» ROWS
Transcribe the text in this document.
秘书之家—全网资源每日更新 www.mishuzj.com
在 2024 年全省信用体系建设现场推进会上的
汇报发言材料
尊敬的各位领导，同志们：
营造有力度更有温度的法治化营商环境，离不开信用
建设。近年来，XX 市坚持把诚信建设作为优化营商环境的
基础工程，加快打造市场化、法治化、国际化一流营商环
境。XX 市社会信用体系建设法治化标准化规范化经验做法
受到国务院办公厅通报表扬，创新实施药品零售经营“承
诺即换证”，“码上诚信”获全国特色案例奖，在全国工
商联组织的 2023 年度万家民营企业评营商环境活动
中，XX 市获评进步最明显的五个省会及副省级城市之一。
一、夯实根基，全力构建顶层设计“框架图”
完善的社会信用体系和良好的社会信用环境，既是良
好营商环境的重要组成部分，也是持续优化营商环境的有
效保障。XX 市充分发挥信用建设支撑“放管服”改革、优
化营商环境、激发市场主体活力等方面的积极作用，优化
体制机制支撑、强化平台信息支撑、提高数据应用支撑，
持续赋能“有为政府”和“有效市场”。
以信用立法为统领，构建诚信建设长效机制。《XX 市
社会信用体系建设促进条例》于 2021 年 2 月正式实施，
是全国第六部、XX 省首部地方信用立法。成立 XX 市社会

» DIRECTIONS FOR THIS TASK
Copy every line verbatim.

» OUTPUT BELOW
Transcribe the text in this document.
秘书之家—全网资源每日更新 www.mishuzj.com
在 2024 年全省信用体系建设现场推进会上的
汇报发言材料
尊敬的各位领导，同志们：
营造有力度更有温度的法治化营商环境，离不开信用
建设。近年来，XX 市坚持把诚信建设作为优化营商环境的
基础工程，加快打造市场化、法治化、国际化一流营商环
境。XX 市社会信用体系建设法治化标准化规范化经验做法
受到国务院办公厅通报表扬，创新实施药品零售经营“承
诺即换证”，“码上诚信”获全国特色案例奖，在全国工
商联组织的 2023 年度万家民营企业评营商环境活动
中，XX 市获评进步最明显的五个省会及副省级城市之一。
一、夯实根基，全力构建顶层设计“框架图”
完善的社会信用体系和良好的社会信用环境，既是良
好营商环境的重要组成部分，也是持续优化营商环境的有
效保障。XX 市充分发挥信用建设支撑“放管服”改革、优
化营商环境、激发市场主体活力等方面的积极作用，优化
体制机制支撑、强化平台信息支撑、提高数据应用支撑，
持续赋能“有为政府”和“有效市场”。
以信用立法为统领，构建诚信建设长效机制。《XX 市
社会信用体系建设促进条例》于 2021 年 2 月正式实施，
是全国第六部、XX 省首部地方信用立法。成立 XX 市社会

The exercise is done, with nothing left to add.